Lines holding the string "name" are the ones to copy from this listing.
-- BEGIN Provided data --
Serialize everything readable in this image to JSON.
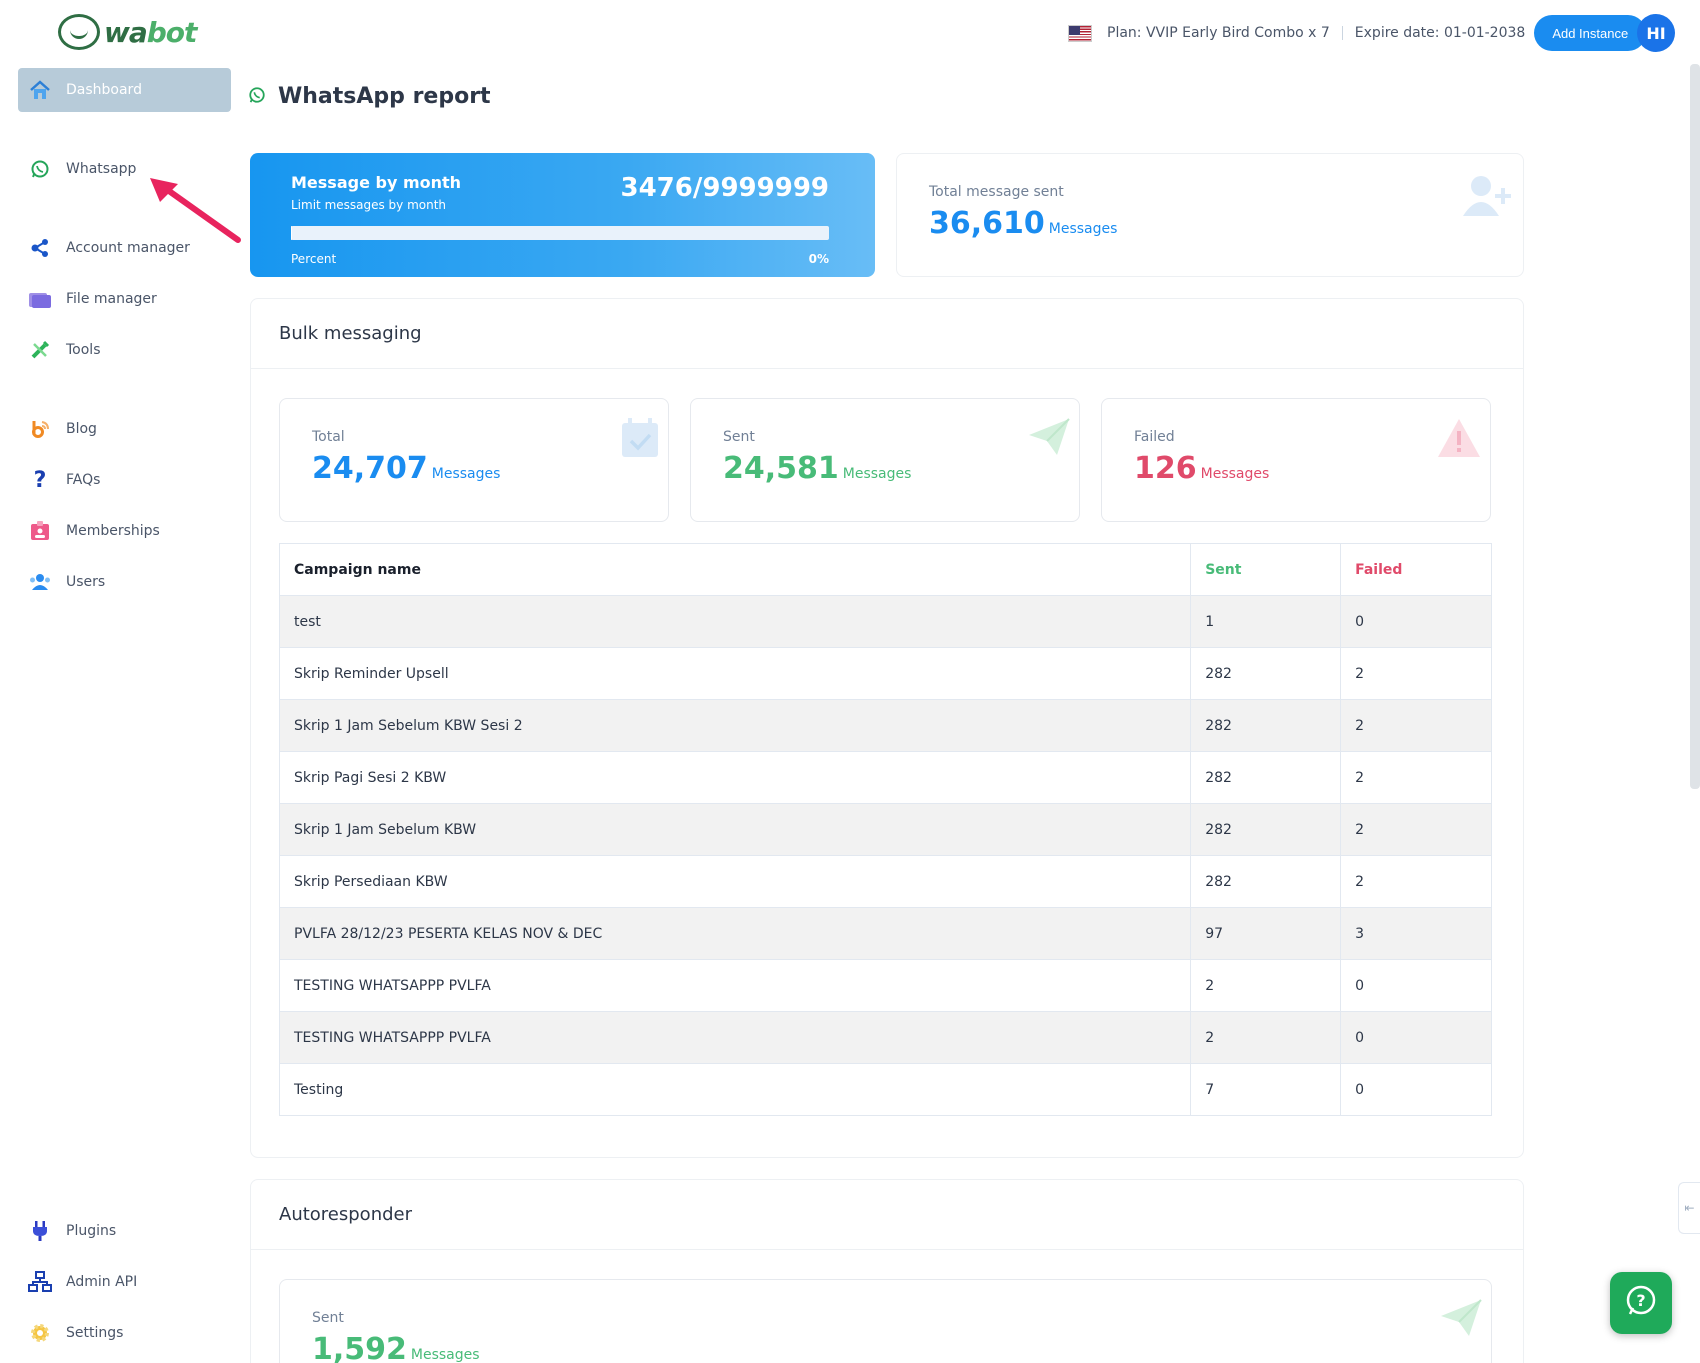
{
  "brand": {
    "logo_text_a": "wa",
    "logo_text_b": "bot"
  },
  "sidebar": {
    "items": [
      {
        "label": "Dashboard",
        "icon": "home-icon"
      },
      {
        "label": "Whatsapp",
        "icon": "whatsapp-icon"
      },
      {
        "label": "Account manager",
        "icon": "share-nodes-icon"
      },
      {
        "label": "File manager",
        "icon": "folder-icon"
      },
      {
        "label": "Tools",
        "icon": "tools-icon"
      },
      {
        "label": "Blog",
        "icon": "blog-icon"
      },
      {
        "label": "FAQs",
        "icon": "question-icon"
      },
      {
        "label": "Memberships",
        "icon": "id-badge-icon"
      },
      {
        "label": "Users",
        "icon": "users-icon"
      },
      {
        "label": "Plugins",
        "icon": "plug-icon"
      },
      {
        "label": "Admin API",
        "icon": "sitemap-icon"
      },
      {
        "label": "Settings",
        "icon": "gear-icon"
      }
    ]
  },
  "header": {
    "plan": "Plan: VVIP Early Bird Combo x 7",
    "expire": "Expire date: 01-01-2038",
    "add_instance": "Add Instance",
    "avatar_initials": "HI"
  },
  "page": {
    "title": "WhatsApp report"
  },
  "month_card": {
    "title": "Message by month",
    "subtitle": "Limit messages by month",
    "usage": "3476/9999999",
    "percent_label": "Percent",
    "percent_value": "0%",
    "progress_fraction": 0.0003
  },
  "total_card": {
    "label": "Total message sent",
    "value": "36,610",
    "unit": "Messages"
  },
  "bulk": {
    "title": "Bulk messaging",
    "total": {
      "label": "Total",
      "value": "24,707",
      "unit": "Messages"
    },
    "sent": {
      "label": "Sent",
      "value": "24,581",
      "unit": "Messages"
    },
    "failed": {
      "label": "Failed",
      "value": "126",
      "unit": "Messages"
    },
    "table": {
      "headers": {
        "name": "Campaign name",
        "sent": "Sent",
        "failed": "Failed"
      },
      "rows": [
        {
          "name": "test",
          "sent": "1",
          "failed": "0"
        },
        {
          "name": "Skrip Reminder Upsell",
          "sent": "282",
          "failed": "2"
        },
        {
          "name": "Skrip 1 Jam Sebelum KBW Sesi 2",
          "sent": "282",
          "failed": "2"
        },
        {
          "name": "Skrip Pagi Sesi 2 KBW",
          "sent": "282",
          "failed": "2"
        },
        {
          "name": "Skrip 1 Jam Sebelum KBW",
          "sent": "282",
          "failed": "2"
        },
        {
          "name": "Skrip Persediaan KBW",
          "sent": "282",
          "failed": "2"
        },
        {
          "name": "PVLFA 28/12/23 PESERTA KELAS NOV & DEC",
          "sent": "97",
          "failed": "3"
        },
        {
          "name": "TESTING WHATSAPPP PVLFA",
          "sent": "2",
          "failed": "0"
        },
        {
          "name": "TESTING WHATSAPPP PVLFA",
          "sent": "2",
          "failed": "0"
        },
        {
          "name": "Testing",
          "sent": "7",
          "failed": "0"
        }
      ]
    }
  },
  "autoresponder": {
    "title": "Autoresponder",
    "sent": {
      "label": "Sent",
      "value": "1,592",
      "unit": "Messages"
    }
  },
  "colors": {
    "blue": "#1a8cf0",
    "green": "#48bb78",
    "red": "#e04a6a",
    "active_nav": "#b7cbd9"
  }
}
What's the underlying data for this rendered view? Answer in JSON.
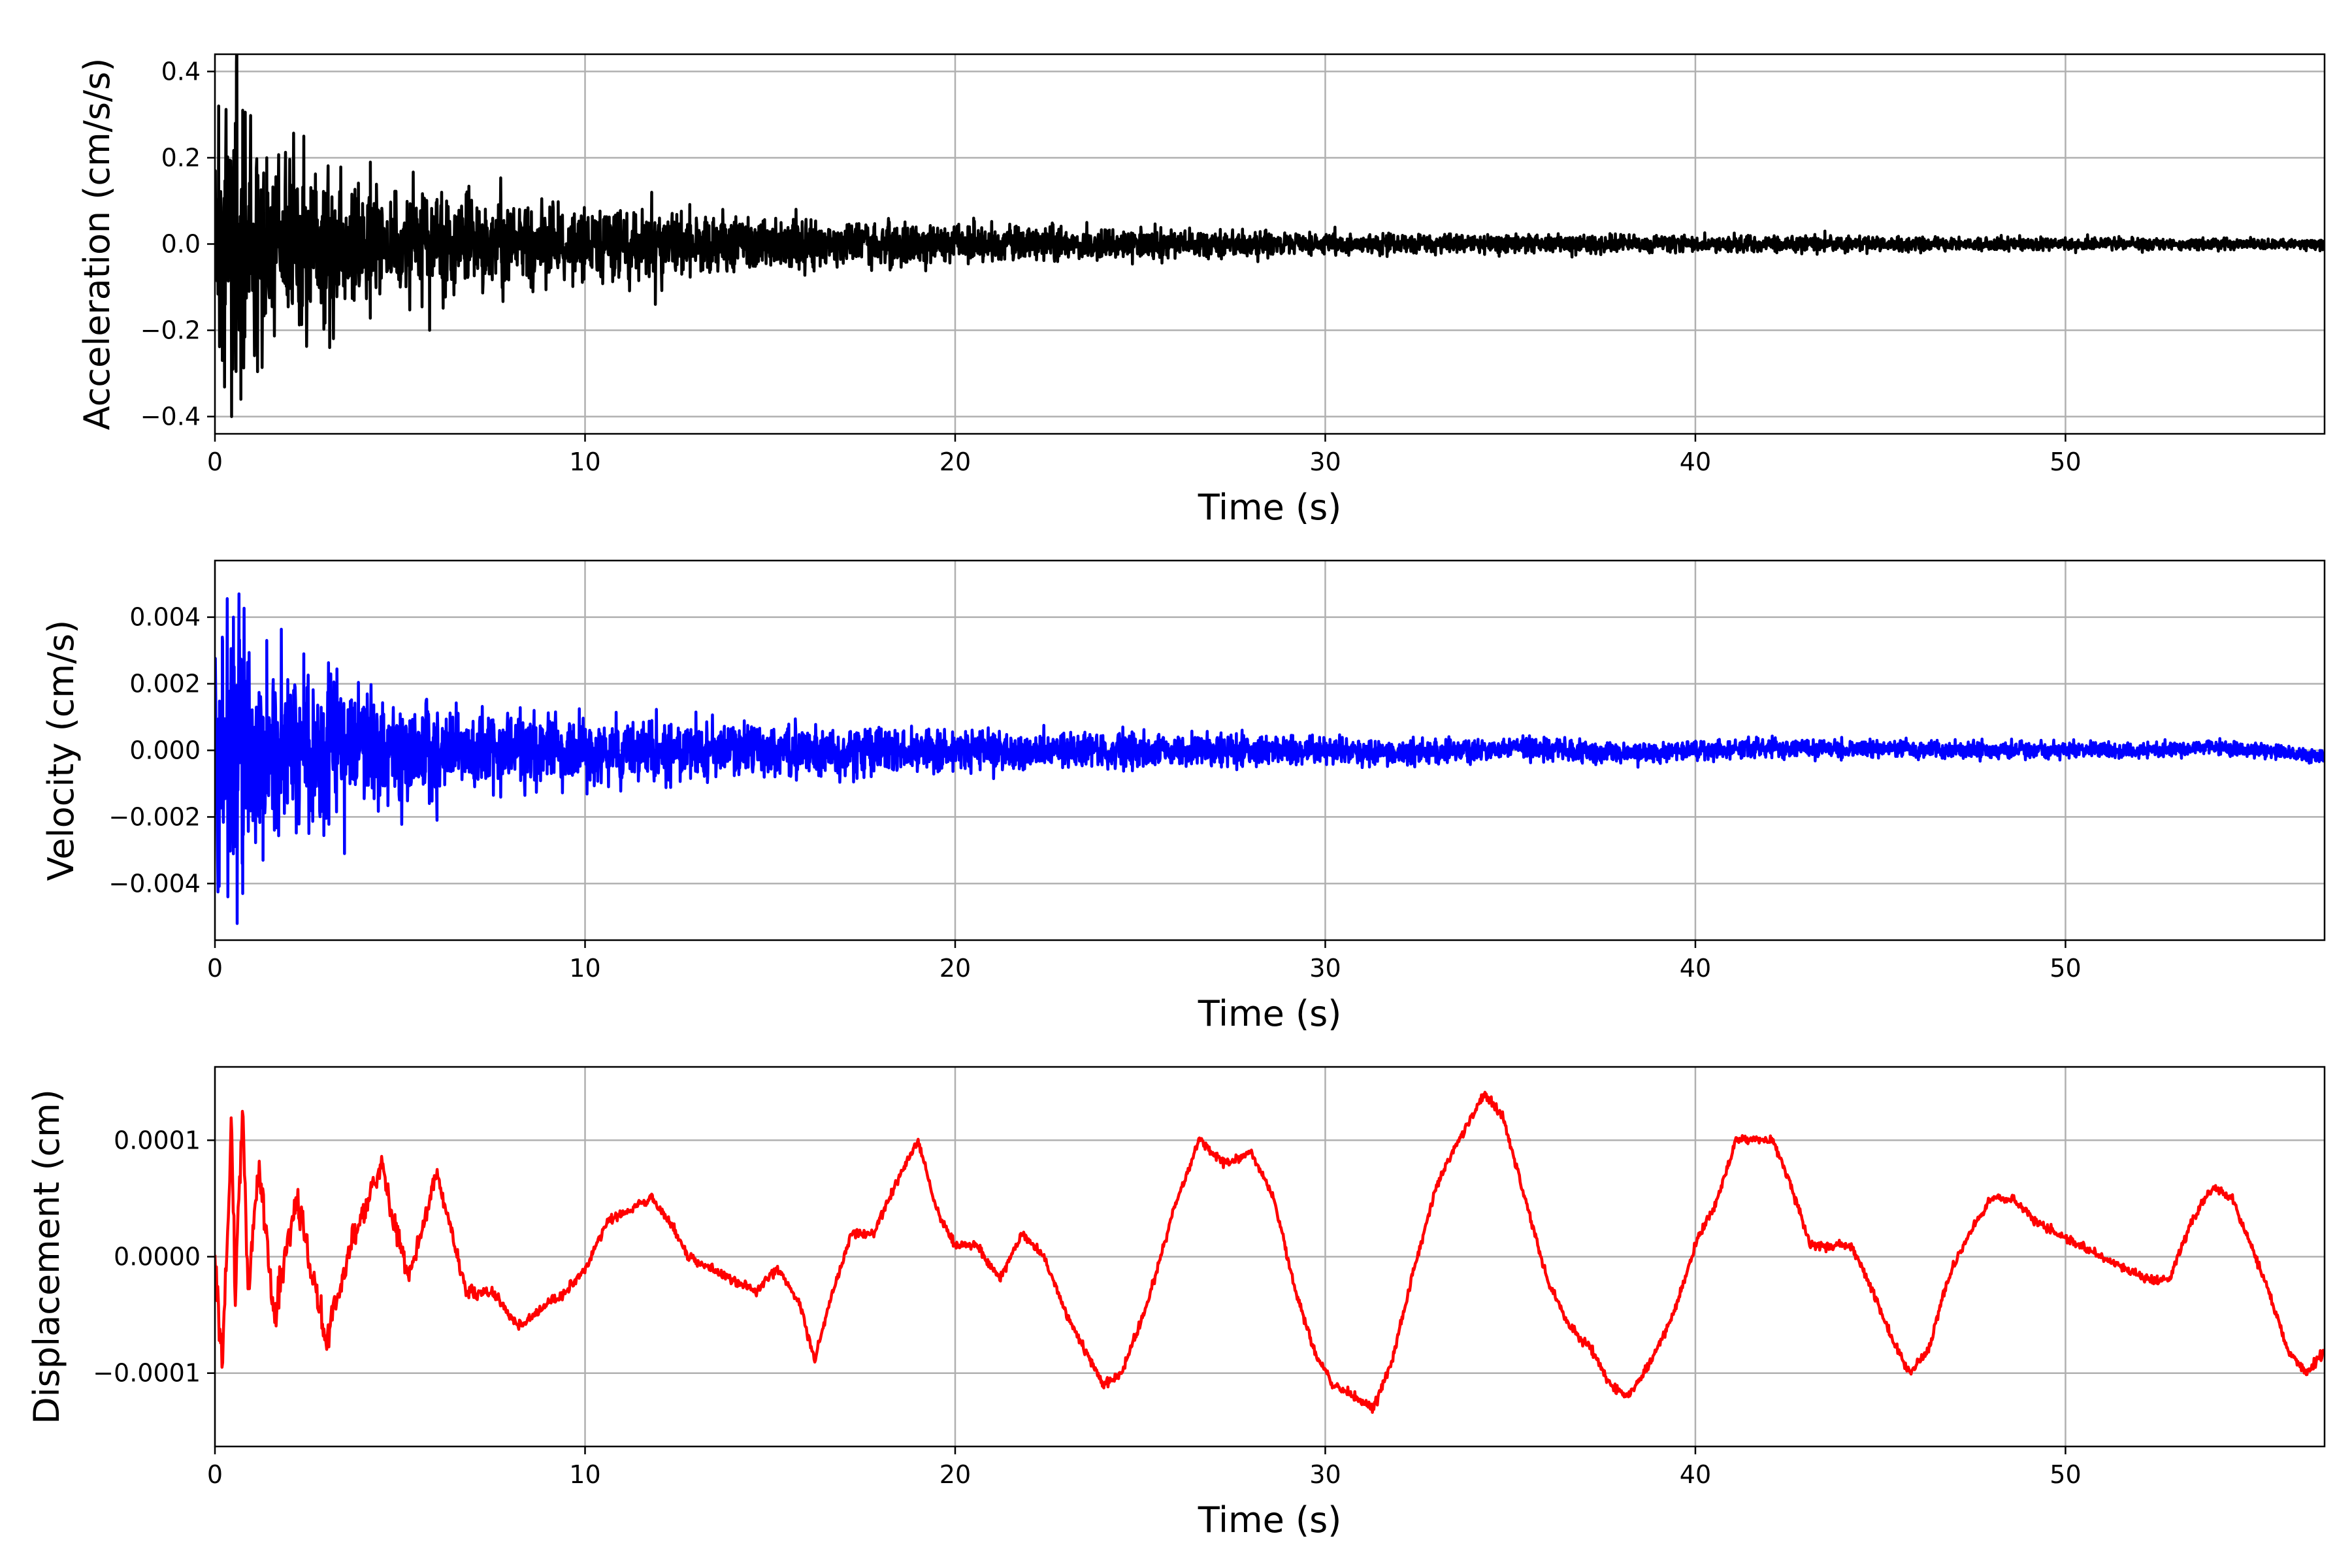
{
  "chart_data": [
    {
      "type": "line",
      "xlabel": "Time (s)",
      "ylabel": "Acceleration (cm/s/s)",
      "xlim": [
        0,
        57
      ],
      "ylim": [
        -0.44,
        0.44
      ],
      "x_ticks": [
        0,
        10,
        20,
        30,
        40,
        50
      ],
      "y_ticks": [
        -0.4,
        -0.2,
        0.0,
        0.2,
        0.4
      ],
      "y_tick_labels": [
        "−0.4",
        "−0.2",
        "0.0",
        "0.2",
        "0.4"
      ],
      "grid": true,
      "color": "#000000",
      "envelope": [
        [
          0,
          0.33
        ],
        [
          0.6,
          0.38
        ],
        [
          1.5,
          0.24
        ],
        [
          3,
          0.2
        ],
        [
          5,
          0.15
        ],
        [
          8,
          0.12
        ],
        [
          10,
          0.1
        ],
        [
          12,
          0.09
        ],
        [
          15,
          0.07
        ],
        [
          20,
          0.05
        ],
        [
          25,
          0.04
        ],
        [
          30,
          0.03
        ],
        [
          40,
          0.022
        ],
        [
          50,
          0.017
        ],
        [
          57,
          0.015
        ]
      ],
      "peaks": [
        [
          0.1,
          0.32
        ],
        [
          0.2,
          -0.27
        ],
        [
          0.45,
          -0.4
        ],
        [
          0.55,
          0.28
        ],
        [
          0.7,
          -0.36
        ],
        [
          0.75,
          0.31
        ],
        [
          1.4,
          0.2
        ],
        [
          2.4,
          0.25
        ],
        [
          3.1,
          -0.24
        ],
        [
          4.2,
          0.19
        ],
        [
          5.8,
          -0.2
        ],
        [
          11.8,
          0.12
        ],
        [
          11.9,
          -0.14
        ],
        [
          20.5,
          0.06
        ],
        [
          43.5,
          0.03
        ]
      ]
    },
    {
      "type": "line",
      "xlabel": "Time (s)",
      "ylabel": "Velocity (cm/s)",
      "xlim": [
        0,
        57
      ],
      "ylim": [
        -0.0057,
        0.0057
      ],
      "x_ticks": [
        0,
        10,
        20,
        30,
        40,
        50
      ],
      "y_ticks": [
        -0.004,
        -0.002,
        0.0,
        0.002,
        0.004
      ],
      "y_tick_labels": [
        "−0.004",
        "−0.002",
        "0.000",
        "0.002",
        "0.004"
      ],
      "grid": true,
      "color": "#0000ff",
      "envelope": [
        [
          0,
          0.0045
        ],
        [
          0.6,
          0.005
        ],
        [
          1.5,
          0.0032
        ],
        [
          3,
          0.0025
        ],
        [
          5,
          0.0018
        ],
        [
          8,
          0.0013
        ],
        [
          10,
          0.0011
        ],
        [
          15,
          0.0009
        ],
        [
          20,
          0.0007
        ],
        [
          25,
          0.0006
        ],
        [
          30,
          0.00045
        ],
        [
          40,
          0.00035
        ],
        [
          50,
          0.00028
        ],
        [
          57,
          0.00025
        ]
      ],
      "drift": [
        [
          0,
          0
        ],
        [
          30,
          0
        ],
        [
          32,
          -0.0001
        ],
        [
          35,
          0.0001
        ],
        [
          38,
          -0.0001
        ],
        [
          42,
          0.0001
        ],
        [
          47,
          0
        ],
        [
          52,
          0
        ],
        [
          54,
          0.0001
        ],
        [
          57,
          -0.0002
        ]
      ],
      "peaks": [
        [
          0.2,
          0.0034
        ],
        [
          0.35,
          -0.0044
        ],
        [
          0.5,
          0.004
        ],
        [
          0.6,
          -0.0052
        ],
        [
          0.65,
          0.0047
        ],
        [
          0.75,
          -0.0043
        ],
        [
          1.4,
          0.0033
        ],
        [
          1.3,
          -0.0033
        ],
        [
          2.4,
          0.0029
        ],
        [
          3.5,
          -0.0031
        ],
        [
          6.0,
          -0.0021
        ]
      ]
    },
    {
      "type": "line",
      "xlabel": "Time (s)",
      "ylabel": "Displacement (cm)",
      "xlim": [
        0,
        57
      ],
      "ylim": [
        -0.000163,
        0.000163
      ],
      "x_ticks": [
        0,
        10,
        20,
        30,
        40,
        50
      ],
      "y_ticks": [
        -0.0001,
        0.0,
        0.0001
      ],
      "y_tick_labels": [
        "−0.0001",
        "0.0000",
        "0.0001"
      ],
      "grid": true,
      "color": "#ff0000",
      "x": [
        0,
        0.2,
        0.45,
        0.55,
        0.75,
        0.9,
        1.2,
        1.6,
        2.2,
        3.0,
        3.8,
        4.5,
        5.2,
        6.0,
        6.8,
        7.5,
        8.2,
        9.0,
        9.5,
        10.0,
        10.6,
        11.2,
        11.8,
        12.3,
        12.8,
        13.4,
        14.0,
        14.6,
        15.2,
        15.8,
        16.2,
        16.6,
        17.2,
        17.8,
        18.5,
        19.0,
        19.5,
        20.0,
        20.6,
        21.2,
        21.8,
        22.4,
        23.0,
        23.5,
        24.0,
        24.5,
        25.2,
        25.9,
        26.6,
        27.3,
        28.0,
        28.6,
        29.2,
        29.7,
        30.2,
        30.8,
        31.3,
        31.8,
        32.4,
        33.0,
        33.6,
        34.3,
        34.8,
        35.4,
        36.0,
        36.6,
        37.2,
        37.7,
        38.2,
        38.8,
        39.4,
        40.0,
        40.6,
        41.1,
        41.6,
        42.1,
        42.6,
        43.1,
        43.6,
        44.2,
        44.8,
        45.3,
        45.8,
        46.3,
        46.8,
        47.4,
        48.0,
        48.6,
        49.2,
        49.8,
        50.4,
        51.0,
        51.6,
        52.2,
        52.8,
        53.4,
        54.0,
        54.5,
        55.0,
        55.5,
        56.0,
        56.5,
        57.0
      ],
      "y": [
        0.0,
        -0.0001,
        0.00012,
        -4e-05,
        0.00013,
        -3e-05,
        8e-05,
        -5e-05,
        5e-05,
        -7e-05,
        2e-05,
        8e-05,
        -2e-05,
        7e-05,
        -3e-05,
        -3e-05,
        -6e-05,
        -4e-05,
        -3e-05,
        -1e-05,
        3e-05,
        4e-05,
        5e-05,
        3e-05,
        0.0,
        -1e-05,
        -2e-05,
        -3e-05,
        -1e-05,
        -4e-05,
        -9e-05,
        -4e-05,
        2e-05,
        2e-05,
        7e-05,
        0.0001,
        4e-05,
        1e-05,
        1e-05,
        -2e-05,
        2e-05,
        0.0,
        -5e-05,
        -8e-05,
        -0.00011,
        -0.0001,
        -4e-05,
        4e-05,
        0.0001,
        8e-05,
        9e-05,
        5e-05,
        -3e-05,
        -8e-05,
        -0.00011,
        -0.00012,
        -0.00013,
        -9e-05,
        -1e-05,
        6e-05,
        0.0001,
        0.00014,
        0.00012,
        5e-05,
        -2e-05,
        -6e-05,
        -8e-05,
        -0.00011,
        -0.00012,
        -9e-05,
        -5e-05,
        1e-05,
        5e-05,
        0.0001,
        0.0001,
        0.0001,
        6e-05,
        1e-05,
        1e-05,
        1e-05,
        -3e-05,
        -7e-05,
        -0.0001,
        -8e-05,
        -2e-05,
        2e-05,
        5e-05,
        5e-05,
        3e-05,
        2e-05,
        1e-05,
        0.0,
        -1e-05,
        -2e-05,
        -2e-05,
        3e-05,
        6e-05,
        5e-05,
        1e-05,
        -3e-05,
        -8e-05,
        -0.0001,
        -8e-05
      ]
    }
  ]
}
-- END Provided data --
> Answer to this exercise:
        "name": "Campaign name",
          "name": "test",
          "name": "Skrip Reminder Upsell",
          "name": "Skrip 1 Jam Sebelum KBW Sesi 2",
          "name": "Skrip Pagi Sesi 2 KBW",
          "name": "Skrip 1 Jam Sebelum KBW",
          "name": "Skrip Persediaan KBW",
          "name": "PVLFA 28/12/23 PESERTA KELAS NOV & DEC",
          "name": "TESTING WHATSAPPP PVLFA",
          "name": "TESTING WHATSAPPP PVLFA",
          "name": "Testing",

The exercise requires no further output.